## Exercise prompt
All of the material below is to be retyped exactly.

++++

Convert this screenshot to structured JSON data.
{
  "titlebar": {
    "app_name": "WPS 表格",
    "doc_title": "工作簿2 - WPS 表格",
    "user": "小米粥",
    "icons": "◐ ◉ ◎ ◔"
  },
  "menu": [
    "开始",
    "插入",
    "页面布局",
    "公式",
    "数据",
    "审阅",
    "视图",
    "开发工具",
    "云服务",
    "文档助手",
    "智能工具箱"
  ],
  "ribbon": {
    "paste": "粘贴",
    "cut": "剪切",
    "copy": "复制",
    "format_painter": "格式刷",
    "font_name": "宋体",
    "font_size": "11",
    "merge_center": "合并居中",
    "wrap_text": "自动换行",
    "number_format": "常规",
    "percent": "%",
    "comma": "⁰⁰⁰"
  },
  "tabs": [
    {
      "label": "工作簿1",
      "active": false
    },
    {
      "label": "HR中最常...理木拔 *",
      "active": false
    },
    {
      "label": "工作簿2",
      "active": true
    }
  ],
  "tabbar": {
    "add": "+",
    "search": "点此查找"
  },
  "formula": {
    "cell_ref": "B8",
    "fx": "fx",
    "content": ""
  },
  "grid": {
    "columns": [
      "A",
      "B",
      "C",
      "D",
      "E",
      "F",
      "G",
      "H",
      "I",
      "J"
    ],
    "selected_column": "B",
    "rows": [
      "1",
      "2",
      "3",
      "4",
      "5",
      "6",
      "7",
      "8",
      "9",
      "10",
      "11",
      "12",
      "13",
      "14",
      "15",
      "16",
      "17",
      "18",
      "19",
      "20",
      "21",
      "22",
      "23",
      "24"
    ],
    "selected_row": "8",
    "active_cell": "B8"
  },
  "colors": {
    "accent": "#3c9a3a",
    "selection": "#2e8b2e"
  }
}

++++

## Task output
Convert this screenshot to structured JSON data.
{
  "titlebar": {
    "app_name": "WPS 表格",
    "doc_title": "工作簿2 - WPS 表格",
    "user": "小米粥",
    "icons": "◐ ◉ ◎ ◔"
  },
  "menu": [
    "开始",
    "插入",
    "页面布局",
    "公式",
    "数据",
    "审阅",
    "视图",
    "开发工具",
    "云服务",
    "文档助手",
    "智能工具箱"
  ],
  "ribbon": {
    "paste": "粘贴",
    "cut": "剪切",
    "copy": "复制",
    "format_painter": "格式刷",
    "font_name": "宋体",
    "font_size": "11",
    "merge_center": "合并居中",
    "wrap_text": "自动换行",
    "number_format": "常规",
    "percent": "%",
    "comma": "⁰⁰⁰"
  },
  "tabs": [
    {
      "label": "工作簿1",
      "active": false
    },
    {
      "label": "HR中最常...理木拔 *",
      "active": false
    },
    {
      "label": "工作簿2",
      "active": true
    }
  ],
  "tabbar": {
    "add": "+",
    "search": "点此查找"
  },
  "formula": {
    "cell_ref": "B8",
    "fx": "fx",
    "content": ""
  },
  "grid": {
    "columns": [
      "A",
      "B",
      "C",
      "D",
      "E",
      "F",
      "G",
      "H",
      "I",
      "J"
    ],
    "selected_column": "B",
    "rows": [
      "1",
      "2",
      "3",
      "4",
      "5",
      "6",
      "7",
      "8",
      "9",
      "10",
      "11",
      "12",
      "13",
      "14",
      "15",
      "16",
      "17",
      "18",
      "19",
      "20",
      "21",
      "22",
      "23",
      "24"
    ],
    "selected_row": "8",
    "active_cell": "B8"
  },
  "colors": {
    "accent": "#3c9a3a",
    "selection": "#2e8b2e"
  }
}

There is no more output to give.